**What you have to do:**
Look over the entries that follow and work out how many lines contain "description". State the number only.

————————

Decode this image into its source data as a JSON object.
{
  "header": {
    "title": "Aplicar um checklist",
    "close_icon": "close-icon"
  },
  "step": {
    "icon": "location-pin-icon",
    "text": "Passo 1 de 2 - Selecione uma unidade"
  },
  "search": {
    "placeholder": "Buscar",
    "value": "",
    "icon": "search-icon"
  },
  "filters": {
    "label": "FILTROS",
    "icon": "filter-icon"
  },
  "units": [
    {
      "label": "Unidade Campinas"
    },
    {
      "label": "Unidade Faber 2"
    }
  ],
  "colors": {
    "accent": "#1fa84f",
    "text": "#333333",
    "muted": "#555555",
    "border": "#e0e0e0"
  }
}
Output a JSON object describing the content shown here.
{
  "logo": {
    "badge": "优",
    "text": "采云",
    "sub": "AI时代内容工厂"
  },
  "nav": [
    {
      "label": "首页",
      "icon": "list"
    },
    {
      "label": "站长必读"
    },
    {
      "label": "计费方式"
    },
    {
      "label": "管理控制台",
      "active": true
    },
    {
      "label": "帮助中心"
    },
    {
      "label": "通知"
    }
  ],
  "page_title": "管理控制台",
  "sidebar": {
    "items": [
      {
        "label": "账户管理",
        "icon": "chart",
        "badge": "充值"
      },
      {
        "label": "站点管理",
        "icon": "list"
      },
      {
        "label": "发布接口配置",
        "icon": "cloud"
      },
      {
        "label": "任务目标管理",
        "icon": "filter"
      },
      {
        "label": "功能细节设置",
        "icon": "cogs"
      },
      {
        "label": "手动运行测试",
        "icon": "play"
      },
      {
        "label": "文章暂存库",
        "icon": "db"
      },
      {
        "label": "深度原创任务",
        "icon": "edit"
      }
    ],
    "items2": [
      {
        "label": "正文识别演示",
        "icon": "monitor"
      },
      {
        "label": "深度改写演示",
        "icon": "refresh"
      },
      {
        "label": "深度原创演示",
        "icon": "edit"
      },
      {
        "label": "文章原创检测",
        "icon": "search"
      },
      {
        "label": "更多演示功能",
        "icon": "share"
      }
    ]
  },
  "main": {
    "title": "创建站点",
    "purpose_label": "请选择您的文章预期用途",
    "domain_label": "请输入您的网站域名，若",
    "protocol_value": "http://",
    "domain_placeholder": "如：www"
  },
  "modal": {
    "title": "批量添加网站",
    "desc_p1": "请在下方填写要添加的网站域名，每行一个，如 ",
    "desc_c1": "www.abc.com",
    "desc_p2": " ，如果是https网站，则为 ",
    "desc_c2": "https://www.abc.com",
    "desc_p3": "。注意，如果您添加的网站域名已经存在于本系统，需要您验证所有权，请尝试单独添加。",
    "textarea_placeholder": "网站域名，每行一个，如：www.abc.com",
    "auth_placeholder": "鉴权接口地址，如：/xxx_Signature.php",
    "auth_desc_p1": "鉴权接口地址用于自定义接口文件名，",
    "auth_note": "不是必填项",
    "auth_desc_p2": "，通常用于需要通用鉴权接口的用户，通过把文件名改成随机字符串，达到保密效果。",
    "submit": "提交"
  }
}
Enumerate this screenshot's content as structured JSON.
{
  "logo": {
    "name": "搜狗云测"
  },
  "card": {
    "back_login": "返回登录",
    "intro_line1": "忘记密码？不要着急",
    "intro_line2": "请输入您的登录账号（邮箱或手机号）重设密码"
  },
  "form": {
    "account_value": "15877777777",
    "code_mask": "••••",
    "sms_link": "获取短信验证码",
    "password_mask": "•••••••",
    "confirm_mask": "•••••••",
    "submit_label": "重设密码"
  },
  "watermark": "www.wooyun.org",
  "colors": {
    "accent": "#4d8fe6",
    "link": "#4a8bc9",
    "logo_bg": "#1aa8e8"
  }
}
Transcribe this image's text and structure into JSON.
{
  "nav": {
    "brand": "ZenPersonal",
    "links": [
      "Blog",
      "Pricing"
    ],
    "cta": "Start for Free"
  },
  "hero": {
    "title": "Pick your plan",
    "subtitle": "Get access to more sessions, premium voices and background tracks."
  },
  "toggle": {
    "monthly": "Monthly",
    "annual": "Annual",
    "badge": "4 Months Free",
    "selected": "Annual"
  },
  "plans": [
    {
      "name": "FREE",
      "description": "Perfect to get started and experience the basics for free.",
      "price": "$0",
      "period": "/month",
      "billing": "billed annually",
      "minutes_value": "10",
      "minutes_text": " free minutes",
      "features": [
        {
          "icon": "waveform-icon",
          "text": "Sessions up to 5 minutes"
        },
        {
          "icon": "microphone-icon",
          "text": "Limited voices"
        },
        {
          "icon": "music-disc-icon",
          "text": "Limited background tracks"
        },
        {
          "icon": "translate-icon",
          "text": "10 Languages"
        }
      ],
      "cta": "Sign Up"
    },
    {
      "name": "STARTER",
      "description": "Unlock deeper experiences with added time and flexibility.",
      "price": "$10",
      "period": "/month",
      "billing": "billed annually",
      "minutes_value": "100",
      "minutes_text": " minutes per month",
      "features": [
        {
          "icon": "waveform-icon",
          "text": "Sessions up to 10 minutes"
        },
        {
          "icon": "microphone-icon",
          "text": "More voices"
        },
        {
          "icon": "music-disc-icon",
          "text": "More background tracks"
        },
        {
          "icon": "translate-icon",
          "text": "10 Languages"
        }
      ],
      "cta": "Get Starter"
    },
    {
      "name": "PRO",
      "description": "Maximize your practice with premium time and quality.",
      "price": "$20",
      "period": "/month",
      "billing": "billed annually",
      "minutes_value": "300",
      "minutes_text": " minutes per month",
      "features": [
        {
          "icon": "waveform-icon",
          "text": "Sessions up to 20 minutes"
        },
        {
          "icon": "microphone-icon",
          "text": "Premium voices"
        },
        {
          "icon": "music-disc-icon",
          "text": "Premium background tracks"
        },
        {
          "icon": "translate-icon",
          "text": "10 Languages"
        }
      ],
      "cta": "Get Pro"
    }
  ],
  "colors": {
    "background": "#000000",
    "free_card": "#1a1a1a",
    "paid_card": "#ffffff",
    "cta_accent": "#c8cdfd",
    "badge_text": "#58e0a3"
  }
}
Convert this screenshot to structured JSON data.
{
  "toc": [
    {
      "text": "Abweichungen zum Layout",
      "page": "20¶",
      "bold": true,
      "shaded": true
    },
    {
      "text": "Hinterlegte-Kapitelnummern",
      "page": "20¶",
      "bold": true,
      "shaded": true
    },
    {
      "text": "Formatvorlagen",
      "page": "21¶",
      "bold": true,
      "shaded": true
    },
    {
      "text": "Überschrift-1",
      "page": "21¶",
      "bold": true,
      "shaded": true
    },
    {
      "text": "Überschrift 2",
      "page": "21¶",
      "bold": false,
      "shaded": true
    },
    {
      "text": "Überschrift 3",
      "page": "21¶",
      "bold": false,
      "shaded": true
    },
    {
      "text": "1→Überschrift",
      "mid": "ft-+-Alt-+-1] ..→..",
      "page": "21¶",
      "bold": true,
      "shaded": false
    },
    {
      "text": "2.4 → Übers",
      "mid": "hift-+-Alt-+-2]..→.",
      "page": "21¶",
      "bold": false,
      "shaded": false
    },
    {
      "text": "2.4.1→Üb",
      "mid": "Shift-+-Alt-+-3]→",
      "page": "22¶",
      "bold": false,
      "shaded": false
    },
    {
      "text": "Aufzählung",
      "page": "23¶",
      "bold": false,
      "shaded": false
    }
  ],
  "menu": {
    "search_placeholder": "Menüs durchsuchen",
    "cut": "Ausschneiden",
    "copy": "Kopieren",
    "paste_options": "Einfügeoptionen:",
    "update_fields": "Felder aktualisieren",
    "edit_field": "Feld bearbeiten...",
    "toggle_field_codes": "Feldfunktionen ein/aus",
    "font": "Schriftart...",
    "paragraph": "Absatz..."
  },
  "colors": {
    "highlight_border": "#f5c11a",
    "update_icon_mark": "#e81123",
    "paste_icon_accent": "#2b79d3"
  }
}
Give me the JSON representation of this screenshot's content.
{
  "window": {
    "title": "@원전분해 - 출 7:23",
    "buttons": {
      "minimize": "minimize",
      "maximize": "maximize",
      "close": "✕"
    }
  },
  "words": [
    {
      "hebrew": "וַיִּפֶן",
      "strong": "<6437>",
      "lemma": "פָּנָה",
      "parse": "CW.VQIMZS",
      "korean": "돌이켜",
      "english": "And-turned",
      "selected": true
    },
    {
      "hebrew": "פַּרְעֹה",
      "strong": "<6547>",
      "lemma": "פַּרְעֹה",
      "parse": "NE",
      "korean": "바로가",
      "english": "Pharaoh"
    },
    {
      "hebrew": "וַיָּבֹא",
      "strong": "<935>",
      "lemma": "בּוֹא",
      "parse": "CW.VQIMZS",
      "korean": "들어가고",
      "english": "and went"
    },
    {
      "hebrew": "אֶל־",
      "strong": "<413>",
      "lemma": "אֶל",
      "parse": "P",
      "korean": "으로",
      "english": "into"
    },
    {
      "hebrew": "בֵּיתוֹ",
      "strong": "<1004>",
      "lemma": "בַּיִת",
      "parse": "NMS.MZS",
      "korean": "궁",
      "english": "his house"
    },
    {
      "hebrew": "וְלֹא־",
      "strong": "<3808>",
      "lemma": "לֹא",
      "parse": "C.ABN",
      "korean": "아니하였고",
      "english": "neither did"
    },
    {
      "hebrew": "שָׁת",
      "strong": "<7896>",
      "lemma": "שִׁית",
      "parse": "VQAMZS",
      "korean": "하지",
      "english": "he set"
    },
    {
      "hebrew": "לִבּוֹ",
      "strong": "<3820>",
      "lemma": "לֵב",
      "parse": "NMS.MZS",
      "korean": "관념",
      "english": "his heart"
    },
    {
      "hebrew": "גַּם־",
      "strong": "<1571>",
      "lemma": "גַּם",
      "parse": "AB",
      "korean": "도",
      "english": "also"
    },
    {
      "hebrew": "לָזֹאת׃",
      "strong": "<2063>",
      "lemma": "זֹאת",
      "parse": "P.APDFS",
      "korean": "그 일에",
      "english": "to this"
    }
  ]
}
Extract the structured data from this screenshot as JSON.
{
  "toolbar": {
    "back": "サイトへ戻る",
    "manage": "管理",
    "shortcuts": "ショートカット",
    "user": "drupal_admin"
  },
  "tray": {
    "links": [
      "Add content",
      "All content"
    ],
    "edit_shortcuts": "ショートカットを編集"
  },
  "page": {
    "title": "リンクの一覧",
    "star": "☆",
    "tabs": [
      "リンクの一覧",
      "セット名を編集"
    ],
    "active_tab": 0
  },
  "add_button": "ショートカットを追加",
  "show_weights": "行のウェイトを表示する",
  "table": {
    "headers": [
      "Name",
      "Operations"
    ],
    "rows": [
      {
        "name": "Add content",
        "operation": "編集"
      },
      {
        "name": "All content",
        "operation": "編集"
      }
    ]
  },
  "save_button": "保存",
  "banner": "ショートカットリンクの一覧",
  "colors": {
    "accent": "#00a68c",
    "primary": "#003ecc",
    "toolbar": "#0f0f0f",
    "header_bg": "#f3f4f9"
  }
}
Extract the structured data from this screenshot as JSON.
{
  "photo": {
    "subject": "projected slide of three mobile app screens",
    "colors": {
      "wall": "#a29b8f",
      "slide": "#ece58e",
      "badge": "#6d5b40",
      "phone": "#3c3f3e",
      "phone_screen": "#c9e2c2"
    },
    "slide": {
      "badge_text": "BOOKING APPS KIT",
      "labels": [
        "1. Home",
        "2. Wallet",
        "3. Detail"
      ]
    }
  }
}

————————

**The output:**
3